What you will do
In the entries below, identify every line with the string "compound" and copy it.

------------------------------------------------------------------------

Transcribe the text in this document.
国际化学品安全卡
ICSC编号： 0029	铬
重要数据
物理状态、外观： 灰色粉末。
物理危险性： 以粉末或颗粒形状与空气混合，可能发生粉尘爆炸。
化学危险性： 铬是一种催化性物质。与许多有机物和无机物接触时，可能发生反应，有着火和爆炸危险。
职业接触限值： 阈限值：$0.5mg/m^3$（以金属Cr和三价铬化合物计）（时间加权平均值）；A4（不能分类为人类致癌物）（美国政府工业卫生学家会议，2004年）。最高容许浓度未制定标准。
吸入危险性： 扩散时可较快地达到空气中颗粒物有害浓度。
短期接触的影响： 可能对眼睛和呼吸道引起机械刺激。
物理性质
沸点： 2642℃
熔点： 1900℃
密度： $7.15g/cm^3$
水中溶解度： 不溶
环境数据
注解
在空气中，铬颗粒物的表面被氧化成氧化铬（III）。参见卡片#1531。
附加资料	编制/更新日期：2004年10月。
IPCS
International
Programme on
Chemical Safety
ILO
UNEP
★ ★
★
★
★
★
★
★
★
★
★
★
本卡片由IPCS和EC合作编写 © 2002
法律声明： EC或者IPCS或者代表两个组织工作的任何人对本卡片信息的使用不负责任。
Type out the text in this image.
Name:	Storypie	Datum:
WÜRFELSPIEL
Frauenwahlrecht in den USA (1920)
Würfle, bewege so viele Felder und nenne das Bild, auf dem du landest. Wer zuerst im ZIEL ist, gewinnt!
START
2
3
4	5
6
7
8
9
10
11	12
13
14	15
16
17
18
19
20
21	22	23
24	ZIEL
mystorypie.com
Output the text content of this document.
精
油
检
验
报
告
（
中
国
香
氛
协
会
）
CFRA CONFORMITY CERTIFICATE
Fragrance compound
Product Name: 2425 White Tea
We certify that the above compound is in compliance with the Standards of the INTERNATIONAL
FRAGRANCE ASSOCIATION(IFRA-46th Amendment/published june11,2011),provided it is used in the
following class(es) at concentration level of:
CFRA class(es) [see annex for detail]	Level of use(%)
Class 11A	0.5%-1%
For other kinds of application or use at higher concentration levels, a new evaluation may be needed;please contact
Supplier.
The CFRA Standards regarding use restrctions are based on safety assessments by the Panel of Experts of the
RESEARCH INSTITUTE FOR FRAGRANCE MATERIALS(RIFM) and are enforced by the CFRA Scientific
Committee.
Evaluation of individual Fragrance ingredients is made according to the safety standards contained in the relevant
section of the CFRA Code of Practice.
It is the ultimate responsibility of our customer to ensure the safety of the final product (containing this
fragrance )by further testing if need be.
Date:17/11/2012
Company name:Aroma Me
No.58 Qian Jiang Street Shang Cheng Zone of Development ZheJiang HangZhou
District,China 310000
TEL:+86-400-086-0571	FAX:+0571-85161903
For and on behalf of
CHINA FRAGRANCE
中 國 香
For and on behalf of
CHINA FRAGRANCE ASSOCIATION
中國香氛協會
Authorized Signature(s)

------------------------------------------------------------------------

Output
Fragrance compound
We certify that the above compound is in compliance with the Standards of the INTERNATIONAL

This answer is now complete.